● PROBLEM STATEMENT: Reproduce the lines below character for character, beginning at the line that contains "x-tick-label: 2000 (370, 442, 403, 453)" and stopping after the line that contains "x-tick-label: 500 (76, 442, 100, 453)".

:: SUPPLIED MATERIAL ::

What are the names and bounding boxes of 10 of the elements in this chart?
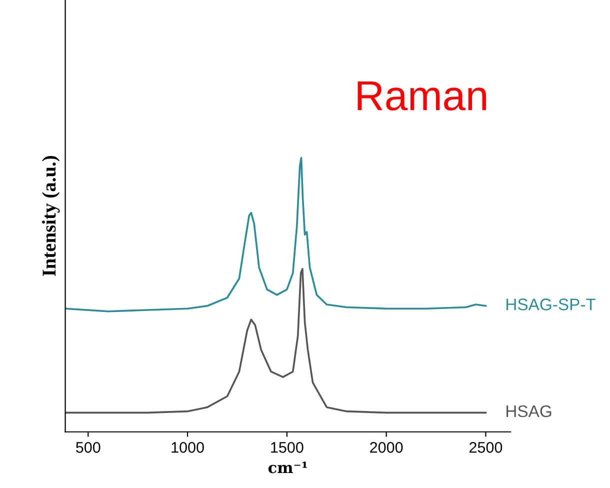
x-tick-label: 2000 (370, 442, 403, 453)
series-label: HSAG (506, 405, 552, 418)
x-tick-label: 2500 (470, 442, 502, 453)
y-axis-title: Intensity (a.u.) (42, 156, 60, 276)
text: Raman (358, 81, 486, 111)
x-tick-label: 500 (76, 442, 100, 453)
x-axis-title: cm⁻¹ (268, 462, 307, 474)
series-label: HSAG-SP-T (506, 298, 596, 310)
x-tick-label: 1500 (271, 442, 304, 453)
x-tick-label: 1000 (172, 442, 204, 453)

:::
:: SUPPLIED MATERIAL ::

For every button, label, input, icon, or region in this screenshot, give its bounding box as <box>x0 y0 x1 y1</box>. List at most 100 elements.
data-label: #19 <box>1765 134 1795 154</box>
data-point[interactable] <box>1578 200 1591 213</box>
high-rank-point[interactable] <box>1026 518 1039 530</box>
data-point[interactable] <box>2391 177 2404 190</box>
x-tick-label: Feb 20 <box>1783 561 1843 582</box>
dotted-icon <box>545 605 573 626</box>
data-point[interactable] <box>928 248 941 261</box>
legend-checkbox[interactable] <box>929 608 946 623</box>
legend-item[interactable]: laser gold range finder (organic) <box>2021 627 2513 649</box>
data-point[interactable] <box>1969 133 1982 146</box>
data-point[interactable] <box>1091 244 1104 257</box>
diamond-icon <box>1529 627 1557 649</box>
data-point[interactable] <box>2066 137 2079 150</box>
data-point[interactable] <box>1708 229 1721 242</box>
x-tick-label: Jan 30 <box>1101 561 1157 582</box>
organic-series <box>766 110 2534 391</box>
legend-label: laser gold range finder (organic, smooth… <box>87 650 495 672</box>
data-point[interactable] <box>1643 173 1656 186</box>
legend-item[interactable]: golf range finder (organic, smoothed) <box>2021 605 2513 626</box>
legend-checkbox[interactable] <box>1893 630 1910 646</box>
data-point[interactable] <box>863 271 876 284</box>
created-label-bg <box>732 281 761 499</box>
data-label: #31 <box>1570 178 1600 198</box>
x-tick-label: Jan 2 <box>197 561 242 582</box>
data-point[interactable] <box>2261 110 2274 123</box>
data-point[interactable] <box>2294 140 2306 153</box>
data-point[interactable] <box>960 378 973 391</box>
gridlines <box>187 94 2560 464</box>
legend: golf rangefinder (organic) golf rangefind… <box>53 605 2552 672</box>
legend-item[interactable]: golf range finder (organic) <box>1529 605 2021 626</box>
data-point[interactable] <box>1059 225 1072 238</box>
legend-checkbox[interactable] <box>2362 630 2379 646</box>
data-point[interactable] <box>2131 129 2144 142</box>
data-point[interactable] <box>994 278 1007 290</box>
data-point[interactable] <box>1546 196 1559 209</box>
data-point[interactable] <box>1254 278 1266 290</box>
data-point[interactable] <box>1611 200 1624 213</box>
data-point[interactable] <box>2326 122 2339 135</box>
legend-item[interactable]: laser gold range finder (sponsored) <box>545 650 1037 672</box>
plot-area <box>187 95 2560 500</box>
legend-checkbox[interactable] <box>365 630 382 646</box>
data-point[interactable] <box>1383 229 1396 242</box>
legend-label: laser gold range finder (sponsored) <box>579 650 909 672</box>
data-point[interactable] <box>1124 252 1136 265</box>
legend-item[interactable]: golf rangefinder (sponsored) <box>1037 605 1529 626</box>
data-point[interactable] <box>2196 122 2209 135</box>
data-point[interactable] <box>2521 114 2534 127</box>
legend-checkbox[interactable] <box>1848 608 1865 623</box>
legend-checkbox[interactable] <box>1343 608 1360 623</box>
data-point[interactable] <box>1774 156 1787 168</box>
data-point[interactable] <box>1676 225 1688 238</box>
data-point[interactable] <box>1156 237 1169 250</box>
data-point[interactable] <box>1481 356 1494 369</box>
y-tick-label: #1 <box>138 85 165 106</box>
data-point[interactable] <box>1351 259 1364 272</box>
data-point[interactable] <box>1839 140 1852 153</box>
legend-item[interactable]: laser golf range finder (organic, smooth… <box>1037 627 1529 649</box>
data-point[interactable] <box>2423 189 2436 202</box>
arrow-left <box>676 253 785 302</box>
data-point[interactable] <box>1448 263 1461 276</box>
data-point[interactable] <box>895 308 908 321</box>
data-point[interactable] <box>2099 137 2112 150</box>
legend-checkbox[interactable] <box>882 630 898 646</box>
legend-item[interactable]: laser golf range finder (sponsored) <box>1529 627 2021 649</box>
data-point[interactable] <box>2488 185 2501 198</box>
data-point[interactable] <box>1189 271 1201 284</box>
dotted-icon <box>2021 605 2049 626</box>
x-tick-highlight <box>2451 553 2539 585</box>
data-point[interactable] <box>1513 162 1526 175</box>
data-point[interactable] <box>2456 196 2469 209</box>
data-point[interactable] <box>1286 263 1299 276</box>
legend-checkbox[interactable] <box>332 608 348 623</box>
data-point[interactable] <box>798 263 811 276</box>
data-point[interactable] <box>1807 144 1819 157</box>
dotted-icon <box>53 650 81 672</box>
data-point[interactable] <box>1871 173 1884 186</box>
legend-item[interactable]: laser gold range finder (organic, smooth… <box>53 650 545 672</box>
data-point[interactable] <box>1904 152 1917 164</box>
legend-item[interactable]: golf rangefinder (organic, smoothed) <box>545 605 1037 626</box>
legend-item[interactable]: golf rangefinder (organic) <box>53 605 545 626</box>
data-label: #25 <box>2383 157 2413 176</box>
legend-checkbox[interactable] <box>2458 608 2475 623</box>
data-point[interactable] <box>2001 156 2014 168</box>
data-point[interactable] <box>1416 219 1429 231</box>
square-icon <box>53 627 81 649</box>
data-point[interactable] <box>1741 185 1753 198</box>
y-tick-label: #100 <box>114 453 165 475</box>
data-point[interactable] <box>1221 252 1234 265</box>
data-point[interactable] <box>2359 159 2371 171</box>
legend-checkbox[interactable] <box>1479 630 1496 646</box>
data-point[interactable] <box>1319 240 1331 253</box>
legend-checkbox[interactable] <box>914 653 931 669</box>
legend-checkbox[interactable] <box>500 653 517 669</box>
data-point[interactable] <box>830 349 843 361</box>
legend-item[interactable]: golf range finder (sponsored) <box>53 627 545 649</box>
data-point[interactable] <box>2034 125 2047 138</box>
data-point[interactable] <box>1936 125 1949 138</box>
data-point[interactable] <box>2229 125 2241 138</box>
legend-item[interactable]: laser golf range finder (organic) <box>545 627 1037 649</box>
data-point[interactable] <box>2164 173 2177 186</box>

:::

● RESPONSE:
x-tick-label: 2000 (370, 442, 403, 453)
series-label: HSAG (506, 405, 552, 418)
x-tick-label: 2500 (470, 442, 502, 453)
y-axis-title: Intensity (a.u.) (42, 156, 60, 276)
text: Raman (358, 81, 486, 111)
x-tick-label: 500 (76, 442, 100, 453)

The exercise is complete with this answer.